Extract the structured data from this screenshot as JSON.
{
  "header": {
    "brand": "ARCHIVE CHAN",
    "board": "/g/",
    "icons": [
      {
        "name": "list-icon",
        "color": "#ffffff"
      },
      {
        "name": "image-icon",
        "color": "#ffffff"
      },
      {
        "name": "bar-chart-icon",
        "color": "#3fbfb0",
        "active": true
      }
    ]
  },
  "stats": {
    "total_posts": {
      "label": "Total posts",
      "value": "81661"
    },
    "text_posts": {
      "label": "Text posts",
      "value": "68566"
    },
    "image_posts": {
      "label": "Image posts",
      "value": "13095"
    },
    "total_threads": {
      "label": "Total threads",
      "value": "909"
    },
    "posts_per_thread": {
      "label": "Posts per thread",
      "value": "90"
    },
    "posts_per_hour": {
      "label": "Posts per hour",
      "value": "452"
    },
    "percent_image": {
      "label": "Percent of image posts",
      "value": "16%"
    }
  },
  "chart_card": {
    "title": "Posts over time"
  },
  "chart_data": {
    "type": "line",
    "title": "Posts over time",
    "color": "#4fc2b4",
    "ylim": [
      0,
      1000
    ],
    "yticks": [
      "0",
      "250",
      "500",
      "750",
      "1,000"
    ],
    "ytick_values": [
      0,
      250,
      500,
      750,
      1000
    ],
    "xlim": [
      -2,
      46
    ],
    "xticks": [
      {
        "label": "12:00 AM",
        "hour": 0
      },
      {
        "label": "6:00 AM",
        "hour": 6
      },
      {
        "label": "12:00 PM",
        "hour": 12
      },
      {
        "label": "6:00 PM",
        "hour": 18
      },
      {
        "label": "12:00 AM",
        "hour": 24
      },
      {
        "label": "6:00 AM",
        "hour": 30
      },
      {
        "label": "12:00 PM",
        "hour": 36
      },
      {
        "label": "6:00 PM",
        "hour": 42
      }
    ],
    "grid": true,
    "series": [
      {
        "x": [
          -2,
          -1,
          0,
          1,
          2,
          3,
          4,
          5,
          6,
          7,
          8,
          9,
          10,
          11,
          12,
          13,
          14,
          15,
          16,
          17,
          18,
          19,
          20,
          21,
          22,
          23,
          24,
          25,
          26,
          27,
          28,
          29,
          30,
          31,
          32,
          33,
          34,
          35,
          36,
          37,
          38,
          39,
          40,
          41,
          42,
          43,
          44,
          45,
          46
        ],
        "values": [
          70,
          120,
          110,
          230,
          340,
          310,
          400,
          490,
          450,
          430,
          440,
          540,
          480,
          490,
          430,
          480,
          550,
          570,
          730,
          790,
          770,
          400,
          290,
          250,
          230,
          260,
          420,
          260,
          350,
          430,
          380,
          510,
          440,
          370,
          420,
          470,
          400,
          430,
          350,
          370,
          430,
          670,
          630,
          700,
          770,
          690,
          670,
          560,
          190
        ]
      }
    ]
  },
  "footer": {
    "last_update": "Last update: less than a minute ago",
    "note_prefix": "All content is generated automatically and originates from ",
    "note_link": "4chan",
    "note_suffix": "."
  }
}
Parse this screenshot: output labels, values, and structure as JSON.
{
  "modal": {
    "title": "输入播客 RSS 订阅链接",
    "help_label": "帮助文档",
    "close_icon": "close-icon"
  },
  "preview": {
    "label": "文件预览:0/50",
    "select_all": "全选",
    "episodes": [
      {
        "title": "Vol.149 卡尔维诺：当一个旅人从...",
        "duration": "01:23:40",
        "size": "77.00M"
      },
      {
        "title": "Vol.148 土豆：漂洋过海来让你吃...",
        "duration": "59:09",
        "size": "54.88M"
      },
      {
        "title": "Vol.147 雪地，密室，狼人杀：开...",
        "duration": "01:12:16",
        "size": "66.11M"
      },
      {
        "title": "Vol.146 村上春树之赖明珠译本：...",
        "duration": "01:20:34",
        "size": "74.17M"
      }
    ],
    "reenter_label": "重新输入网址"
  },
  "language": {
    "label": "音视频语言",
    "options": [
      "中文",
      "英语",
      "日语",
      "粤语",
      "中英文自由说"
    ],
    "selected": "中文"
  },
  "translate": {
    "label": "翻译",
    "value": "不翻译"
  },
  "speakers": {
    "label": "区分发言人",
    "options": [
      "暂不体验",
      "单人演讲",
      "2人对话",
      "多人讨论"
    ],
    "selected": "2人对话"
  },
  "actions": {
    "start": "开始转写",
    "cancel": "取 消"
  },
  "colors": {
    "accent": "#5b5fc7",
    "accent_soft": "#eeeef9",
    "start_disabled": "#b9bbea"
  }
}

REQUEST
The full set of records should be duplicated exactly.

SOLVED PROBLEM
Extract the structured data from this screenshot as JSON.
{
  "header": {
    "brand": "ARCHIVE CHAN",
    "board": "/g/",
    "icons": [
      {
        "name": "list-icon",
        "color": "#ffffff"
      },
      {
        "name": "image-icon",
        "color": "#ffffff"
      },
      {
        "name": "bar-chart-icon",
        "color": "#3fbfb0",
        "active": true
      }
    ]
  },
  "stats": {
    "total_posts": {
      "label": "Total posts",
      "value": "81661"
    },
    "text_posts": {
      "label": "Text posts",
      "value": "68566"
    },
    "image_posts": {
      "label": "Image posts",
      "value": "13095"
    },
    "total_threads": {
      "label": "Total threads",
      "value": "909"
    },
    "posts_per_thread": {
      "label": "Posts per thread",
      "value": "90"
    },
    "posts_per_hour": {
      "label": "Posts per hour",
      "value": "452"
    },
    "percent_image": {
      "label": "Percent of image posts",
      "value": "16%"
    }
  },
  "chart_card": {
    "title": "Posts over time"
  },
  "chart_data": {
    "type": "line",
    "title": "Posts over time",
    "color": "#4fc2b4",
    "ylim": [
      0,
      1000
    ],
    "yticks": [
      "0",
      "250",
      "500",
      "750",
      "1,000"
    ],
    "ytick_values": [
      0,
      250,
      500,
      750,
      1000
    ],
    "xlim": [
      -2,
      46
    ],
    "xticks": [
      {
        "label": "12:00 AM",
        "hour": 0
      },
      {
        "label": "6:00 AM",
        "hour": 6
      },
      {
        "label": "12:00 PM",
        "hour": 12
      },
      {
        "label": "6:00 PM",
        "hour": 18
      },
      {
        "label": "12:00 AM",
        "hour": 24
      },
      {
        "label": "6:00 AM",
        "hour": 30
      },
      {
        "label": "12:00 PM",
        "hour": 36
      },
      {
        "label": "6:00 PM",
        "hour": 42
      }
    ],
    "grid": true,
    "series": [
      {
        "x": [
          -2,
          -1,
          0,
          1,
          2,
          3,
          4,
          5,
          6,
          7,
          8,
          9,
          10,
          11,
          12,
          13,
          14,
          15,
          16,
          17,
          18,
          19,
          20,
          21,
          22,
          23,
          24,
          25,
          26,
          27,
          28,
          29,
          30,
          31,
          32,
          33,
          34,
          35,
          36,
          37,
          38,
          39,
          40,
          41,
          42,
          43,
          44,
          45,
          46
        ],
        "values": [
          70,
          120,
          110,
          230,
          340,
          310,
          400,
          490,
          450,
          430,
          440,
          540,
          480,
          490,
          430,
          480,
          550,
          570,
          730,
          790,
          770,
          400,
          290,
          250,
          230,
          260,
          420,
          260,
          350,
          430,
          380,
          510,
          440,
          370,
          420,
          470,
          400,
          430,
          350,
          370,
          430,
          670,
          630,
          700,
          770,
          690,
          670,
          560,
          190
        ]
      }
    ]
  },
  "footer": {
    "last_update": "Last update: less than a minute ago",
    "note_prefix": "All content is generated automatically and originates from ",
    "note_link": "4chan",
    "note_suffix": "."
  }
}
Parse this screenshot: output labels, values, and structure as JSON.
{
  "modal": {
    "title": "输入播客 RSS 订阅链接",
    "help_label": "帮助文档",
    "close_icon": "close-icon"
  },
  "preview": {
    "label": "文件预览:0/50",
    "select_all": "全选",
    "episodes": [
      {
        "title": "Vol.149 卡尔维诺：当一个旅人从...",
        "duration": "01:23:40",
        "size": "77.00M"
      },
      {
        "title": "Vol.148 土豆：漂洋过海来让你吃...",
        "duration": "59:09",
        "size": "54.88M"
      },
      {
        "title": "Vol.147 雪地，密室，狼人杀：开...",
        "duration": "01:12:16",
        "size": "66.11M"
      },
      {
        "title": "Vol.146 村上春树之赖明珠译本：...",
        "duration": "01:20:34",
        "size": "74.17M"
      }
    ],
    "reenter_label": "重新输入网址"
  },
  "language": {
    "label": "音视频语言",
    "options": [
      "中文",
      "英语",
      "日语",
      "粤语",
      "中英文自由说"
    ],
    "selected": "中文"
  },
  "translate": {
    "label": "翻译",
    "value": "不翻译"
  },
  "speakers": {
    "label": "区分发言人",
    "options": [
      "暂不体验",
      "单人演讲",
      "2人对话",
      "多人讨论"
    ],
    "selected": "2人对话"
  },
  "actions": {
    "start": "开始转写",
    "cancel": "取 消"
  },
  "colors": {
    "accent": "#5b5fc7",
    "accent_soft": "#eeeef9",
    "start_disabled": "#b9bbea"
  }
}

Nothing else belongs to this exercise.